> _Aim of the task_
Return all lines in the material below that contain "description".

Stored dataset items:
○ ○ ○
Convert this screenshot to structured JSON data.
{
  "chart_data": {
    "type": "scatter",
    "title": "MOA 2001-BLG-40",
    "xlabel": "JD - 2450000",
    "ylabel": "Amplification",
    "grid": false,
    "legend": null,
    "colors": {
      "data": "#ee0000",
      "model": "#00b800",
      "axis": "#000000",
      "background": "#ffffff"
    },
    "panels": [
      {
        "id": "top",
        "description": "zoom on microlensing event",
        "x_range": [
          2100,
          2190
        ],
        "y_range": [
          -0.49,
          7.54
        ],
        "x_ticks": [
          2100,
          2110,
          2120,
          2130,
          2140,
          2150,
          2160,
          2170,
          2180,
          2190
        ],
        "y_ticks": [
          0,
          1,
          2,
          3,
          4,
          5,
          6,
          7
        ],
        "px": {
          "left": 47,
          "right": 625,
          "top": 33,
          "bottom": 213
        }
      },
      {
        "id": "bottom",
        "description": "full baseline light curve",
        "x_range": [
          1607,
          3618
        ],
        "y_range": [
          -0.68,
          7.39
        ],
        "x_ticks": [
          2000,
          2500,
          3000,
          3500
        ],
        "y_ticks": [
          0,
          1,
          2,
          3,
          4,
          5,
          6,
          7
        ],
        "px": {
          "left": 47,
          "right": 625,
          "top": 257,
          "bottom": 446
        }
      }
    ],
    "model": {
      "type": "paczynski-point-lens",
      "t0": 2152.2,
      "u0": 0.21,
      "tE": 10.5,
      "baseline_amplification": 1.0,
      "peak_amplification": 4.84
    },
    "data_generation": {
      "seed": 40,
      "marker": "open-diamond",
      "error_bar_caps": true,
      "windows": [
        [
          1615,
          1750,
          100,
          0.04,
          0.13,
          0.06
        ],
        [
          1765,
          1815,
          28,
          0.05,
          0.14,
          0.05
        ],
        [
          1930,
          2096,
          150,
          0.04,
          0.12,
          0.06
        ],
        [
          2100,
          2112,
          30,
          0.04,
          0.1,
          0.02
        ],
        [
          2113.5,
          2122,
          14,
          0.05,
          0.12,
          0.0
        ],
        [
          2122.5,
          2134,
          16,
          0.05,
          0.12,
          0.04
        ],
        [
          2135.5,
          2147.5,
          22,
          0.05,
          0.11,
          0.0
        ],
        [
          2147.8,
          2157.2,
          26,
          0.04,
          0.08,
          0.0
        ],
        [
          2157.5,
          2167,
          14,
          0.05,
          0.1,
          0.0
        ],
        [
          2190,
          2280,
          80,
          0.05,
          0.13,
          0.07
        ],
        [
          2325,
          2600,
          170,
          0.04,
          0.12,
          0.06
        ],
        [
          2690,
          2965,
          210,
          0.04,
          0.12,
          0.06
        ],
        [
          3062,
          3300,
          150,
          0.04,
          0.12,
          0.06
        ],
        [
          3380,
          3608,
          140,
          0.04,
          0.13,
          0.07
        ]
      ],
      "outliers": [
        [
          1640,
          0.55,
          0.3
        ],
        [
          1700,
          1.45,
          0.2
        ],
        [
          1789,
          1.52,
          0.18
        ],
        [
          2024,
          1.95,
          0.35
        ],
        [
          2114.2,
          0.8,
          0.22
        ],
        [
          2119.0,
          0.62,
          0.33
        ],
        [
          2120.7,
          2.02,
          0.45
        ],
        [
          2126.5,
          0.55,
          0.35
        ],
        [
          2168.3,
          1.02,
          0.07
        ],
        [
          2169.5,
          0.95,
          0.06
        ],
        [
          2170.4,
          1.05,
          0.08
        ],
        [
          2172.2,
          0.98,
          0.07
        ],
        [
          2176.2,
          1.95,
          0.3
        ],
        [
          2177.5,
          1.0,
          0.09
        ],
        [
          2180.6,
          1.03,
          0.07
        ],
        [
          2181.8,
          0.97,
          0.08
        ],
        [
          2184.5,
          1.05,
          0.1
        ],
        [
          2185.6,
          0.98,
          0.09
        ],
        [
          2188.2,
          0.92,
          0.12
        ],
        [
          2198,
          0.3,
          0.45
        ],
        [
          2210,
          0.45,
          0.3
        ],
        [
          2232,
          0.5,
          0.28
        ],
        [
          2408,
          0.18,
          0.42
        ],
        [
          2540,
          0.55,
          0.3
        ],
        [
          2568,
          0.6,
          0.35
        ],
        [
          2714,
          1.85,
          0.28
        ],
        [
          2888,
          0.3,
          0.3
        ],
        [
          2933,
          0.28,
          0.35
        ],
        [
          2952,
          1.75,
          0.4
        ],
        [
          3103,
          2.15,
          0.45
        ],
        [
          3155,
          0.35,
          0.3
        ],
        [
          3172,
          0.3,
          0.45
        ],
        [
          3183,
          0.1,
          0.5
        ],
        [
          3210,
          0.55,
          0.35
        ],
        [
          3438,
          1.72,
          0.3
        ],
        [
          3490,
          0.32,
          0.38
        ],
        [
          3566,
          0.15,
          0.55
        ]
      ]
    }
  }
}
○ ○ ○
> _Final result_
        "description": "zoom on microlensing event",
        "description": "full baseline light curve",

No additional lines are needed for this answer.